EXERCISE AIM: Extract every line of the records below verbatim, but leave out the picture lines.

PROVIDED MATERIAL:
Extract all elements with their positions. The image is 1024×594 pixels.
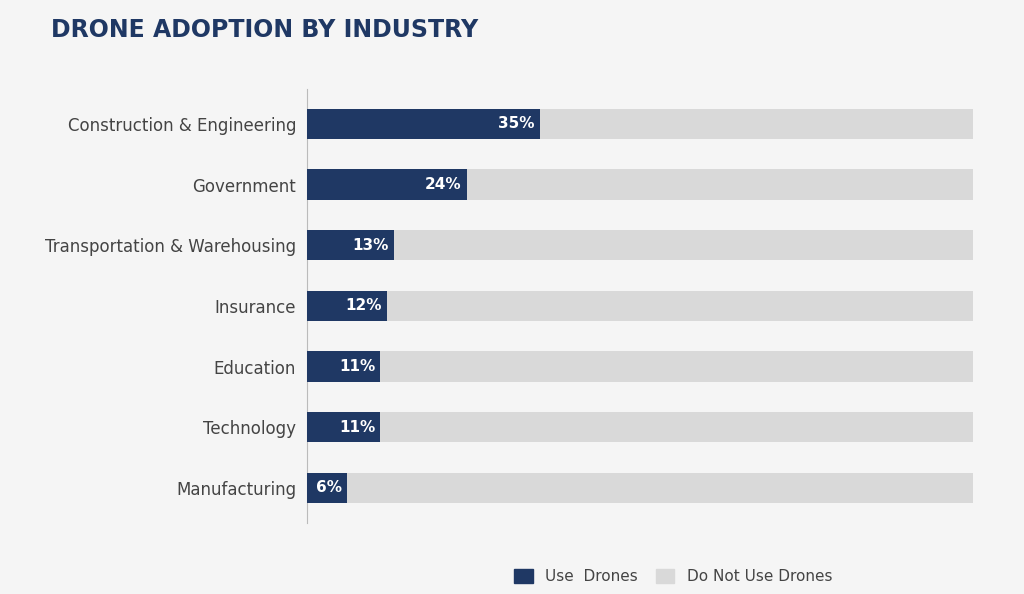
- Bar: [307, 169, 467, 200]
- Bar: [307, 230, 973, 260]
- Bar: [307, 352, 380, 382]
- Text: 13%: 13%: [352, 238, 388, 253]
- Bar: [307, 109, 541, 139]
- Text: 6%: 6%: [315, 481, 342, 495]
- Bar: [307, 290, 387, 321]
- Legend: Use  Drones, Do Not Use Drones: Use Drones, Do Not Use Drones: [514, 570, 833, 584]
- Bar: [307, 412, 380, 443]
- Bar: [307, 473, 973, 503]
- Text: 24%: 24%: [425, 177, 462, 192]
- Bar: [307, 169, 973, 200]
- Text: 11%: 11%: [339, 420, 375, 435]
- Text: DRONE ADOPTION BY INDUSTRY: DRONE ADOPTION BY INDUSTRY: [51, 18, 478, 42]
- Bar: [307, 352, 973, 382]
- Text: 12%: 12%: [345, 298, 382, 314]
- Bar: [307, 290, 973, 321]
- Bar: [307, 412, 973, 443]
- Text: 35%: 35%: [499, 116, 535, 131]
- Bar: [307, 109, 973, 139]
- Bar: [307, 473, 347, 503]
- Bar: [307, 230, 393, 260]
- Text: 11%: 11%: [339, 359, 375, 374]
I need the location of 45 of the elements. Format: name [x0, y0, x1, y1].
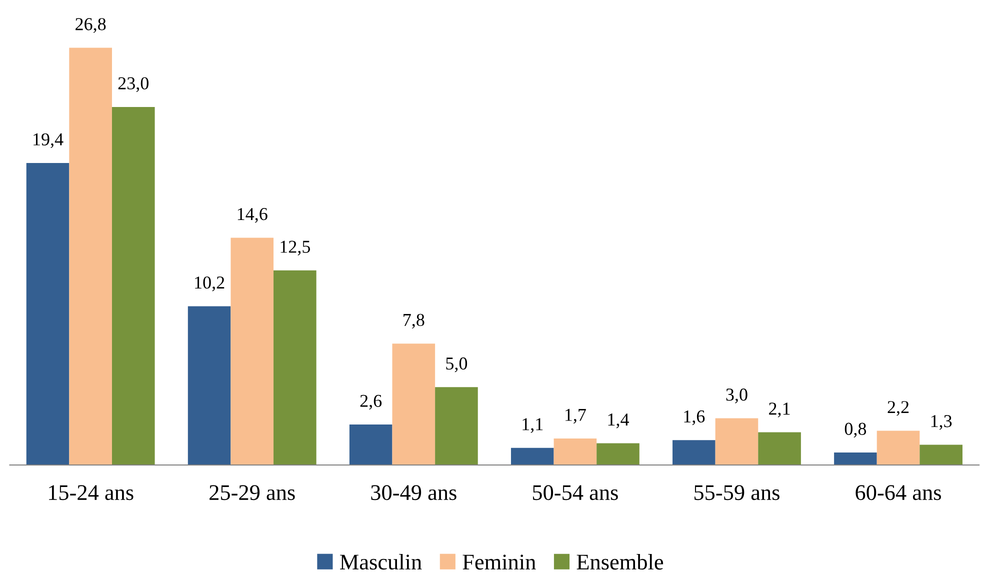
bar	[392, 344, 436, 465]
data-label: 1,3	[931, 415, 952, 430]
x-tick-label: 50-54 ans	[532, 485, 618, 500]
data-label: 3,0	[726, 388, 748, 404]
data-label: 7,8	[404, 314, 424, 329]
bar	[834, 452, 877, 465]
data-label: 2,6	[360, 394, 382, 410]
bar	[112, 106, 155, 465]
bar	[26, 163, 70, 465]
legend-label: Ensemble	[576, 554, 664, 570]
bar	[510, 448, 554, 465]
bar	[920, 444, 962, 465]
data-label: 19,4	[34, 133, 64, 148]
data-label: 2,2	[888, 401, 909, 416]
data-label: 2,1	[769, 402, 790, 418]
bar	[69, 48, 112, 465]
bar	[554, 438, 597, 465]
legend-label: Feminin	[462, 554, 536, 570]
bar	[672, 440, 716, 465]
x-tick-label: 15-24 ans	[49, 485, 134, 500]
x-tick-label: 60-64 ans	[856, 485, 941, 500]
data-label: 23,0	[118, 77, 148, 92]
bar	[596, 443, 640, 465]
bar	[230, 238, 274, 465]
x-tick-label: 25-29 ans	[210, 485, 295, 500]
data-label: 1,7	[565, 408, 586, 424]
data-label: 0,8	[844, 422, 866, 438]
data-label: 1,6	[684, 410, 705, 426]
legend-label: Masculin	[340, 554, 422, 570]
data-label: 1,4	[608, 414, 630, 428]
x-tick-label: 30-49 ans	[371, 485, 456, 500]
x-tick-label: 55-59 ans	[694, 485, 780, 500]
bar	[715, 418, 758, 465]
bar	[274, 270, 316, 465]
bar	[188, 306, 231, 465]
data-label: 26,8	[76, 18, 106, 33]
bar	[349, 424, 392, 465]
data-label: 14,6	[238, 208, 268, 223]
data-label: 10,2	[195, 276, 224, 292]
data-label: 5,0	[446, 357, 468, 372]
bar	[758, 432, 801, 465]
bar	[876, 430, 920, 465]
bar	[435, 387, 478, 465]
data-label: 1,1	[522, 418, 543, 433]
data-label: 12,5	[280, 240, 310, 256]
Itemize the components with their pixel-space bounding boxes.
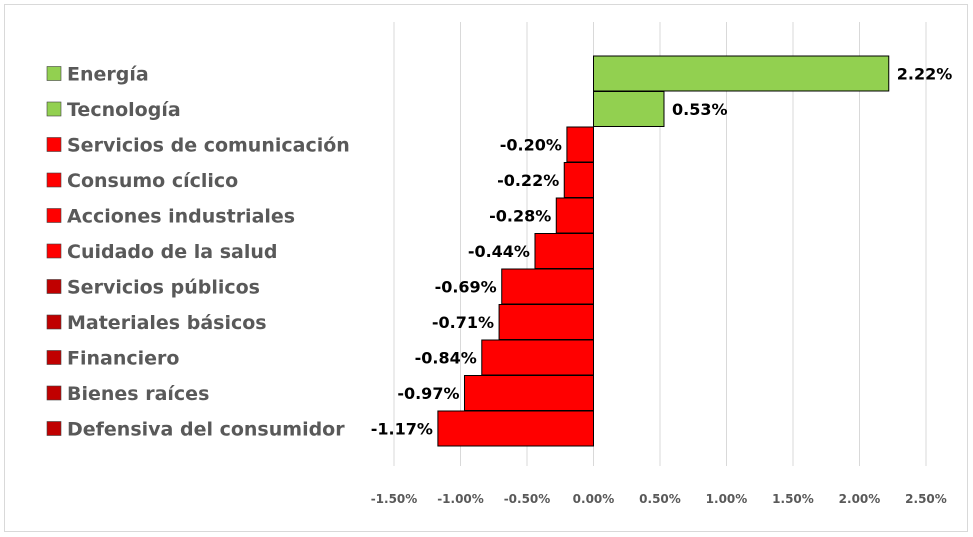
- legend-swatch: [46, 314, 62, 330]
- legend-swatch: [46, 421, 62, 436]
- legend-swatch: [46, 172, 62, 188]
- category-label: Acciones industriales: [67, 206, 295, 228]
- legend-swatch: [46, 279, 62, 294]
- category-label: Servicios públicos: [67, 277, 260, 299]
- bars: [437, 55, 890, 447]
- value-label: 2.22%: [897, 65, 953, 84]
- x-tick-label: 2.00%: [839, 492, 881, 506]
- category-label: Defensiva del consumidor: [67, 419, 345, 441]
- category-label: Tecnología: [67, 99, 181, 121]
- bar: [498, 304, 595, 340]
- bar: [534, 233, 594, 269]
- x-tick-label: 0.00%: [573, 492, 615, 506]
- bar: [555, 197, 595, 234]
- x-tick-label: -0.50%: [504, 492, 551, 506]
- bar: [593, 91, 665, 127]
- bar: [437, 410, 595, 447]
- category-label: Bienes raíces: [67, 383, 209, 405]
- x-axis-ticks: -1.50% -1.00% -0.50% 0.00% 0.50% 1.00% 1.50% 2.…: [371, 492, 947, 506]
- category-label: Materiales básicos: [67, 312, 267, 334]
- x-tick-label: 1.50%: [772, 492, 814, 506]
- category-label: Cuidado de la salud: [67, 241, 278, 263]
- value-label: -1.17%: [371, 420, 433, 439]
- value-label: -0.97%: [397, 384, 459, 403]
- legend-swatch: [46, 243, 62, 259]
- category-label: Energía: [67, 64, 149, 86]
- bar: [501, 268, 595, 305]
- value-label: -0.69%: [435, 278, 497, 297]
- value-label: -0.28%: [489, 207, 551, 226]
- legend-swatch: [46, 66, 62, 81]
- x-tick-label: 2.50%: [905, 492, 947, 506]
- category-label: Financiero: [67, 348, 179, 370]
- bar: [566, 126, 595, 163]
- category-label: Servicios de comunicación: [67, 135, 350, 157]
- x-tick-label: -1.00%: [437, 492, 484, 506]
- legend-swatch: [46, 101, 62, 117]
- legend-swatch: [46, 137, 62, 152]
- legend: Energía Tecnología Servicios de comunicaci…: [46, 64, 350, 441]
- legend-swatch: [46, 385, 62, 401]
- legend-swatch: [46, 350, 62, 365]
- gridlines: [393, 22, 927, 466]
- bar: [481, 339, 594, 376]
- value-label: -0.44%: [468, 242, 530, 261]
- legend-swatch: [46, 208, 62, 223]
- x-tick-label: -1.50%: [371, 492, 418, 506]
- value-label: 0.53%: [672, 100, 728, 119]
- value-label: -0.71%: [432, 313, 494, 332]
- value-labels: 2.22% 0.53% -0.20% -0.22% -0.28% -0.44% -0.69%…: [371, 65, 953, 439]
- value-label: -0.22%: [497, 171, 559, 190]
- bar: [563, 162, 594, 198]
- value-label: -0.84%: [415, 349, 477, 368]
- value-label: -0.20%: [500, 136, 562, 155]
- category-label: Consumo cíclico: [67, 170, 238, 192]
- x-tick-label: 1.00%: [706, 492, 748, 506]
- x-tick-label: 0.50%: [639, 492, 681, 506]
- bar: [463, 375, 594, 411]
- bar: [593, 55, 890, 92]
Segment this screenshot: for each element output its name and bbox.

SOLUTION TO THIS PROBLEM:
Extract all elements with their positions. The image is 1024×594 pixels.
- Bar: [307, 169, 467, 200]
- Bar: [307, 230, 973, 260]
- Bar: [307, 352, 380, 382]
- Text: 13%: 13%: [352, 238, 388, 253]
- Bar: [307, 109, 541, 139]
- Text: 6%: 6%: [315, 481, 342, 495]
- Bar: [307, 290, 387, 321]
- Legend: Use  Drones, Do Not Use Drones: Use Drones, Do Not Use Drones: [514, 570, 833, 584]
- Bar: [307, 412, 380, 443]
- Bar: [307, 473, 973, 503]
- Text: 24%: 24%: [425, 177, 462, 192]
- Bar: [307, 169, 973, 200]
- Text: 11%: 11%: [339, 420, 375, 435]
- Text: DRONE ADOPTION BY INDUSTRY: DRONE ADOPTION BY INDUSTRY: [51, 18, 478, 42]
- Bar: [307, 352, 973, 382]
- Text: 12%: 12%: [345, 298, 382, 314]
- Bar: [307, 290, 973, 321]
- Bar: [307, 412, 973, 443]
- Text: 35%: 35%: [499, 116, 535, 131]
- Bar: [307, 109, 973, 139]
- Bar: [307, 473, 347, 503]
- Bar: [307, 230, 393, 260]
- Text: 11%: 11%: [339, 359, 375, 374]
I need the location of 45 of the elements. Format: name [x0, y0, x1, y1].
bar	[392, 344, 436, 465]
data-label: 1,3	[931, 415, 952, 430]
x-tick-label: 50-54 ans	[532, 485, 618, 500]
data-label: 3,0	[726, 388, 748, 404]
data-label: 7,8	[404, 314, 424, 329]
bar	[834, 452, 877, 465]
data-label: 2,6	[360, 394, 382, 410]
bar	[112, 106, 155, 465]
bar	[26, 163, 70, 465]
legend-label: Ensemble	[576, 554, 664, 570]
bar	[510, 448, 554, 465]
bar	[920, 444, 962, 465]
data-label: 19,4	[34, 133, 64, 148]
data-label: 2,2	[888, 401, 909, 416]
data-label: 2,1	[769, 402, 790, 418]
bar	[69, 48, 112, 465]
bar	[554, 438, 597, 465]
legend-label: Feminin	[462, 554, 536, 570]
bar	[672, 440, 716, 465]
x-tick-label: 15-24 ans	[49, 485, 134, 500]
x-tick-label: 60-64 ans	[856, 485, 941, 500]
data-label: 23,0	[118, 77, 148, 92]
bar	[596, 443, 640, 465]
bar	[230, 238, 274, 465]
x-tick-label: 25-29 ans	[210, 485, 295, 500]
data-label: 1,7	[565, 408, 586, 424]
data-label: 0,8	[844, 422, 866, 438]
data-label: 1,6	[684, 410, 705, 426]
legend-label: Masculin	[340, 554, 422, 570]
data-label: 1,4	[608, 414, 630, 428]
x-tick-label: 30-49 ans	[371, 485, 456, 500]
x-tick-label: 55-59 ans	[694, 485, 780, 500]
bar	[715, 418, 758, 465]
bar	[274, 270, 316, 465]
bar	[188, 306, 231, 465]
data-label: 26,8	[76, 18, 106, 33]
bar	[349, 424, 392, 465]
data-label: 14,6	[238, 208, 268, 223]
data-label: 10,2	[195, 276, 224, 292]
data-label: 5,0	[446, 357, 468, 372]
bar	[758, 432, 801, 465]
bar	[876, 430, 920, 465]
bar	[435, 387, 478, 465]
data-label: 1,1	[522, 418, 543, 433]
data-label: 12,5	[280, 240, 310, 256]
Itemize the components with their pixel-space bounding boxes.
- legend-swatch: [46, 314, 62, 330]
- legend-swatch: [46, 421, 62, 436]
- legend-swatch: [46, 172, 62, 188]
- category-label: Acciones industriales: [67, 206, 295, 228]
- legend-swatch: [46, 279, 62, 294]
- category-label: Servicios públicos: [67, 277, 260, 299]
- bars: [437, 55, 890, 447]
- value-label: 2.22%: [897, 65, 953, 84]
- x-tick-label: 2.00%: [839, 492, 881, 506]
- category-label: Defensiva del consumidor: [67, 419, 345, 441]
- category-label: Tecnología: [67, 99, 181, 121]
- bar: [498, 304, 595, 340]
- bar: [534, 233, 594, 269]
- x-tick-label: 0.00%: [573, 492, 615, 506]
- bar: [555, 197, 595, 234]
- x-tick-label: -0.50%: [504, 492, 551, 506]
- bar: [593, 91, 665, 127]
- bar: [437, 410, 595, 447]
- category-label: Bienes raíces: [67, 383, 209, 405]
- x-axis-ticks: -1.50% -1.00% -0.50% 0.00% 0.50% 1.00% 1.50% 2.…: [371, 492, 947, 506]
- category-label: Materiales básicos: [67, 312, 267, 334]
- x-tick-label: 1.50%: [772, 492, 814, 506]
- category-label: Cuidado de la salud: [67, 241, 278, 263]
- value-label: -1.17%: [371, 420, 433, 439]
- value-label: -0.97%: [397, 384, 459, 403]
- legend-swatch: [46, 243, 62, 259]
- category-label: Energía: [67, 64, 149, 86]
- bar: [501, 268, 595, 305]
- value-label: -0.69%: [435, 278, 497, 297]
- value-label: -0.28%: [489, 207, 551, 226]
- legend-swatch: [46, 66, 62, 81]
- x-tick-label: 2.50%: [905, 492, 947, 506]
- category-label: Financiero: [67, 348, 179, 370]
- bar: [566, 126, 595, 163]
- category-label: Servicios de comunicación: [67, 135, 350, 157]
- x-tick-label: -1.00%: [437, 492, 484, 506]
- legend-swatch: [46, 101, 62, 117]
- legend-swatch: [46, 137, 62, 152]
- legend: Energía Tecnología Servicios de comunicaci…: [46, 64, 350, 441]
- legend-swatch: [46, 385, 62, 401]
- legend-swatch: [46, 350, 62, 365]
- gridlines: [393, 22, 927, 466]
- bar: [481, 339, 594, 376]
- value-label: -0.44%: [468, 242, 530, 261]
- legend-swatch: [46, 208, 62, 223]
- x-tick-label: -1.50%: [371, 492, 418, 506]
- value-label: 0.53%: [672, 100, 728, 119]
- value-label: -0.71%: [432, 313, 494, 332]
- value-labels: 2.22% 0.53% -0.20% -0.22% -0.28% -0.44% -0.69%…: [371, 65, 953, 439]
- value-label: -0.22%: [497, 171, 559, 190]
- bar: [563, 162, 594, 198]
- value-label: -0.84%: [415, 349, 477, 368]
- value-label: -0.20%: [500, 136, 562, 155]
- category-label: Consumo cíclico: [67, 170, 238, 192]
- x-tick-label: 1.00%: [706, 492, 748, 506]
- x-tick-label: 0.50%: [639, 492, 681, 506]
- bar: [463, 375, 594, 411]
- bar: [593, 55, 890, 92]
Segment this screenshot: for each element output its name and bbox.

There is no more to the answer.